The task
List all the lines in these records that hold "anschl".
··········
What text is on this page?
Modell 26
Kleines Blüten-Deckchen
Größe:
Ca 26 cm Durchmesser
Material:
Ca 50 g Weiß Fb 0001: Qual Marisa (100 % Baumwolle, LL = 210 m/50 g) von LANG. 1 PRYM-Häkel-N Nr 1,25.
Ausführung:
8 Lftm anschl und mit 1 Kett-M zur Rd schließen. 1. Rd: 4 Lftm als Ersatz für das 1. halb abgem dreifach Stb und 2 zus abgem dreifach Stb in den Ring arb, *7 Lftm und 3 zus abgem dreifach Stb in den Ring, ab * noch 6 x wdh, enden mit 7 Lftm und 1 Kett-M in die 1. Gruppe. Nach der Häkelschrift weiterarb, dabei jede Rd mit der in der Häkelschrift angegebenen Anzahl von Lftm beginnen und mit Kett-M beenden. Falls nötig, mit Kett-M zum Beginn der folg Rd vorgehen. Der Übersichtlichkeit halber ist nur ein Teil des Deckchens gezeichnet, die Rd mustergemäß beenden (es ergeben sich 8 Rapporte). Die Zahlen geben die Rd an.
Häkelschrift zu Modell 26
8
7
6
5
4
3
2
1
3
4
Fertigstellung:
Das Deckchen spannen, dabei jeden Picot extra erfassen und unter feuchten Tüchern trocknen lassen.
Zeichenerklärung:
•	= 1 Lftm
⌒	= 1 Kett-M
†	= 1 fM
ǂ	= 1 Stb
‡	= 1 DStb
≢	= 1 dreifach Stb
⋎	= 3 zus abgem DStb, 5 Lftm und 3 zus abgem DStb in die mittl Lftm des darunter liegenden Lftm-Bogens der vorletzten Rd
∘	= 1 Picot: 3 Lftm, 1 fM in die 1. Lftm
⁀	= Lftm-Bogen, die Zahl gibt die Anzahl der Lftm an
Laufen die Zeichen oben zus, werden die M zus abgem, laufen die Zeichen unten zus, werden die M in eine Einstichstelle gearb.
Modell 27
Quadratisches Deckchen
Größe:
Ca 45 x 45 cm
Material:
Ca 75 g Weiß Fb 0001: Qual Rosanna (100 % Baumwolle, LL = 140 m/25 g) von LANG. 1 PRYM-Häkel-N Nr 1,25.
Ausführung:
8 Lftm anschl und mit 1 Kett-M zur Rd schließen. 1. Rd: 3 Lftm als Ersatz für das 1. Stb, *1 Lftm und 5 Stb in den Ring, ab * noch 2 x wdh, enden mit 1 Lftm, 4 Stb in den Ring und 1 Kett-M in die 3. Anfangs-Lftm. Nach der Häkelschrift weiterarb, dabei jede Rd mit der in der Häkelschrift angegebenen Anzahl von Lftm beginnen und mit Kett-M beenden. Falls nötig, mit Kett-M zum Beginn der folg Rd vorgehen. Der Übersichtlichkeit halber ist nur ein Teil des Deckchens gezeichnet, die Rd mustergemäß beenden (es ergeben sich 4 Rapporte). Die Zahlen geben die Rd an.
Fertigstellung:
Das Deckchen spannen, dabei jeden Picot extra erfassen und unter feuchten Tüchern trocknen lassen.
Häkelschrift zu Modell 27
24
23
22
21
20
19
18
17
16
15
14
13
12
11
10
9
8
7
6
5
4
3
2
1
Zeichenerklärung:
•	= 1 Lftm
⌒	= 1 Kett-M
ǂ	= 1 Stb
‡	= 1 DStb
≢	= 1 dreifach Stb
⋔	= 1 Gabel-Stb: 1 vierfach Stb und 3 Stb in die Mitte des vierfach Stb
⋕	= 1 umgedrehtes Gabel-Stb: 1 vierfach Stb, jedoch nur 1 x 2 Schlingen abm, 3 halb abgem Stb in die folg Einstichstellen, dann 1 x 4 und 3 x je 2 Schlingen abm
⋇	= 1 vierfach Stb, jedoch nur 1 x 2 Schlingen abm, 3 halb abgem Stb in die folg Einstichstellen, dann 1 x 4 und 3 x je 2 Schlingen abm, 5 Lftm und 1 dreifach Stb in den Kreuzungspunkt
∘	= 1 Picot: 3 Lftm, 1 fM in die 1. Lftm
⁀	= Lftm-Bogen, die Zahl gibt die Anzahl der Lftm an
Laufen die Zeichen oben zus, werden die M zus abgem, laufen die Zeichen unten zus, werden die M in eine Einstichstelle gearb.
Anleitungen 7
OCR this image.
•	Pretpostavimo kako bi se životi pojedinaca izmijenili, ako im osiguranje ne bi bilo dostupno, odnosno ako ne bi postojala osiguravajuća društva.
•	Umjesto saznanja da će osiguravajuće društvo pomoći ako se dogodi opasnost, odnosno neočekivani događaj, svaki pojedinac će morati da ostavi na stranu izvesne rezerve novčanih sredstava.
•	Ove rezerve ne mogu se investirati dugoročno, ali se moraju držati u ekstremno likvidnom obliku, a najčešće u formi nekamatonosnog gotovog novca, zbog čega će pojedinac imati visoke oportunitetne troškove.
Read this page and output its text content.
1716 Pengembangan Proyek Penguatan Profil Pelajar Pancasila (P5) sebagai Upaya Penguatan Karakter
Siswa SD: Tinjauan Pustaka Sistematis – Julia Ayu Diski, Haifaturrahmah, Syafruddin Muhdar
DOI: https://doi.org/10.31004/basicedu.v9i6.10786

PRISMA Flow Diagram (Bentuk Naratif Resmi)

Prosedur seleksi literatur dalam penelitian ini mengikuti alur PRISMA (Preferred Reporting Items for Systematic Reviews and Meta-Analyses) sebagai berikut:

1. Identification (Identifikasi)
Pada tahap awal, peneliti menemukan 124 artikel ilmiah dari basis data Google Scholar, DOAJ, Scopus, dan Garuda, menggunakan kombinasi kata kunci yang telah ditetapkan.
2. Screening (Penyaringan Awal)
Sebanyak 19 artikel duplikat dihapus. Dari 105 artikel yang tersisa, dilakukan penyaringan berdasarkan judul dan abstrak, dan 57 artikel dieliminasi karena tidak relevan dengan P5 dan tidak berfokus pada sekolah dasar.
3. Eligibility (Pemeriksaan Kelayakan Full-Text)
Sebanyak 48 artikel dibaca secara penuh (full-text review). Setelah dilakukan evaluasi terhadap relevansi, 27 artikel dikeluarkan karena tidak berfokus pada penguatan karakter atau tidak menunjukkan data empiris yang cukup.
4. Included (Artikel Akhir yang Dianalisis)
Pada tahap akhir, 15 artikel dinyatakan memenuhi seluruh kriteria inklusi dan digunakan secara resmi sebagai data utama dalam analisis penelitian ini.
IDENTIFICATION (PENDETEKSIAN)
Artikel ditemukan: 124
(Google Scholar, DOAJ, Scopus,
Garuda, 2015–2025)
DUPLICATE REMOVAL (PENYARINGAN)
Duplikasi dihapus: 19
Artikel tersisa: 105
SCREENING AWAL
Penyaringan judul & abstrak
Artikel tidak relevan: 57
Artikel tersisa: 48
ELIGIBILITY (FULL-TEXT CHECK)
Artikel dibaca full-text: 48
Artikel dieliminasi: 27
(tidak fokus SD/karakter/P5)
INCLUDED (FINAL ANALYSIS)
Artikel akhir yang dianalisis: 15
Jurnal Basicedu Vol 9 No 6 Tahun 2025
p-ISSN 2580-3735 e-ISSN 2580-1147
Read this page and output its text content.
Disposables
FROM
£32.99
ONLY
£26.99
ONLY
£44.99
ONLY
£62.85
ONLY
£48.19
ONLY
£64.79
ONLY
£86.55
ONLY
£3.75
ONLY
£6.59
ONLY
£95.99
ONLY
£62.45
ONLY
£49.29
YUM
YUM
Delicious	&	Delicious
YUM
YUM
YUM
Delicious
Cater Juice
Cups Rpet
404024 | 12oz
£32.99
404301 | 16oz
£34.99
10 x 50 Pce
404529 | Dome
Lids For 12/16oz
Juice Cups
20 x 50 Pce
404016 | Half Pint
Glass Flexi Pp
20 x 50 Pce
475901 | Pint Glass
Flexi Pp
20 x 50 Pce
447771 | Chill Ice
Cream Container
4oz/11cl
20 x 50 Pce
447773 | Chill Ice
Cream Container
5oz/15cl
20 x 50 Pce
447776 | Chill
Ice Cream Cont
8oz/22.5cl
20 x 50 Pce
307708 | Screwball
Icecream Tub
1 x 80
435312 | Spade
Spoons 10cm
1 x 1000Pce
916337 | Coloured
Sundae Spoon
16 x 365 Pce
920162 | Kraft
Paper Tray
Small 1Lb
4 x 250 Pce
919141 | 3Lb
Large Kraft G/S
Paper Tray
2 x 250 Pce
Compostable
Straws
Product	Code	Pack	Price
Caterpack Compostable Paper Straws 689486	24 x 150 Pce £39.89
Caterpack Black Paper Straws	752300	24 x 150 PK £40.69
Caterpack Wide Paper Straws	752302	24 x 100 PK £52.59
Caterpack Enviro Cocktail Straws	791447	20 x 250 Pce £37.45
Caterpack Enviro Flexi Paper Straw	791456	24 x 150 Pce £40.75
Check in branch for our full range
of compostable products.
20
··········
The solution
8 Lftm anschl und mit 1 Kett-M zur Rd schließen. 1. Rd: 4 Lftm als Ersatz für das 1. halb abgem dreifach Stb und 2 zus abgem dreifach Stb in den Ring arb, *7 Lftm und 3 zus abgem dreifach Stb in den Ring, ab * noch 6 x wdh, enden mit 7 Lftm und 1 Kett-M in die 1. Gruppe. Nach der Häkelschrift weiterarb, dabei jede Rd mit der in der Häkelschrift angegebenen Anzahl von Lftm beginnen und mit Kett-M beenden. Falls nötig, mit Kett-M zum Beginn der folg Rd vorgehen. Der Übersichtlichkeit halber ist nur ein Teil des Deckchens gezeichnet, die Rd mustergemäß beenden (es ergeben sich 8 Rapporte). Die Zahlen geben die Rd an.
8 Lftm anschl und mit 1 Kett-M zur Rd schließen. 1. Rd: 3 Lftm als Ersatz für das 1. Stb, *1 Lftm und 5 Stb in den Ring, ab * noch 2 x wdh, enden mit 1 Lftm, 4 Stb in den Ring und 1 Kett-M in die 3. Anfangs-Lftm. Nach der Häkelschrift weiterarb, dabei jede Rd mit der in der Häkelschrift angegebenen Anzahl von Lftm beginnen und mit Kett-M beenden. Falls nötig, mit Kett-M zum Beginn der folg Rd vorgehen. Der Übersichtlichkeit halber ist nur ein Teil des Deckchens gezeichnet, die Rd mustergemäß beenden (es ergeben sich 4 Rapporte). Die Zahlen geben die Rd an.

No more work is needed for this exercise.